Records =>

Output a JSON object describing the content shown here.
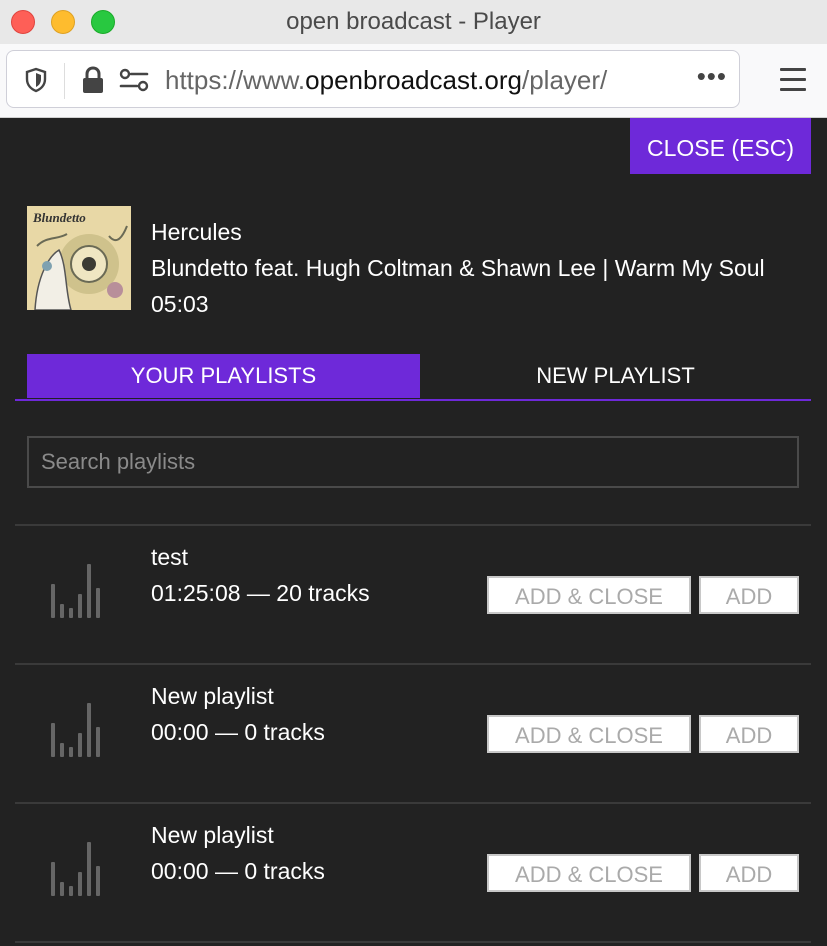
{
  "window": {
    "title": "open broadcast - Player"
  },
  "browser": {
    "url_prefix": "https://www.",
    "url_domain": "openbroadcast.org",
    "url_path": "/player/",
    "more_label": "•••"
  },
  "player": {
    "close_label": "CLOSE (ESC)",
    "track": {
      "title": "Hercules",
      "artist_release": "Blundetto feat. Hugh Coltman & Shawn Lee | Warm My Soul",
      "duration": "05:03",
      "cover_text": "Blundetto"
    },
    "tabs": [
      {
        "label": "YOUR PLAYLISTS",
        "active": true
      },
      {
        "label": "NEW PLAYLIST",
        "active": false
      }
    ],
    "search": {
      "placeholder": "Search playlists",
      "value": ""
    },
    "playlists": [
      {
        "name": "test",
        "meta": "01:25:08 — 20 tracks",
        "add_close_label": "ADD & CLOSE",
        "add_label": "ADD"
      },
      {
        "name": "New playlist",
        "meta": "00:00 — 0 tracks",
        "add_close_label": "ADD & CLOSE",
        "add_label": "ADD"
      },
      {
        "name": "New playlist",
        "meta": "00:00 — 0 tracks",
        "add_close_label": "ADD & CLOSE",
        "add_label": "ADD"
      }
    ]
  },
  "colors": {
    "accent": "#6e29d9",
    "background": "#222222"
  }
}
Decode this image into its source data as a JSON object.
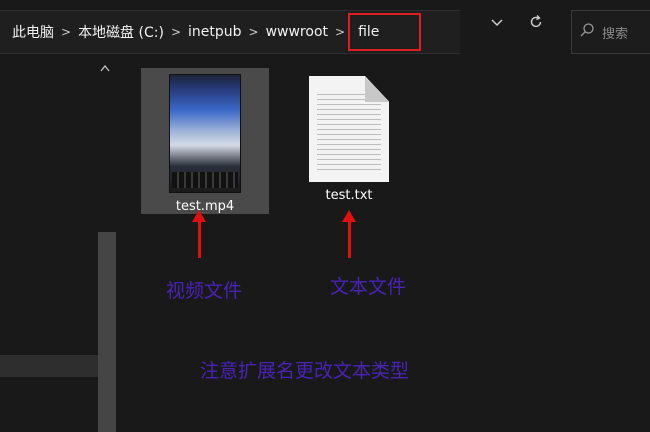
{
  "breadcrumb": {
    "items": [
      "此电脑",
      "本地磁盘 (C:)",
      "inetpub",
      "wwwroot",
      "file"
    ],
    "separator": ">"
  },
  "search": {
    "placeholder": "搜索"
  },
  "files": [
    {
      "name": "test.mp4",
      "type": "video",
      "selected": true
    },
    {
      "name": "test.txt",
      "type": "text",
      "selected": false
    }
  ],
  "annotations": {
    "video_caption": "视频文件",
    "text_caption": "文本文件",
    "note": "注意扩展名更改文本类型"
  },
  "colors": {
    "highlight_box": "#e02020",
    "arrow": "#e01010",
    "annotation_text": "#4a22b8",
    "background": "#191919"
  },
  "icons": {
    "dropdown": "chevron-down-icon",
    "refresh": "refresh-icon",
    "search": "search-icon"
  }
}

Problem to solve => Print once more, exactly, the lines from the one with "Decode this image" through the last line of the data, both ends included, without any pictures.

Solution =>
Decode this image into its source data as a JSON object.
{
  "breadcrumb": {
    "items": [
      "此电脑",
      "本地磁盘 (C:)",
      "inetpub",
      "wwwroot",
      "file"
    ],
    "separator": ">"
  },
  "search": {
    "placeholder": "搜索"
  },
  "files": [
    {
      "name": "test.mp4",
      "type": "video",
      "selected": true
    },
    {
      "name": "test.txt",
      "type": "text",
      "selected": false
    }
  ],
  "annotations": {
    "video_caption": "视频文件",
    "text_caption": "文本文件",
    "note": "注意扩展名更改文本类型"
  },
  "colors": {
    "highlight_box": "#e02020",
    "arrow": "#e01010",
    "annotation_text": "#4a22b8",
    "background": "#191919"
  },
  "icons": {
    "dropdown": "chevron-down-icon",
    "refresh": "refresh-icon",
    "search": "search-icon"
  }
}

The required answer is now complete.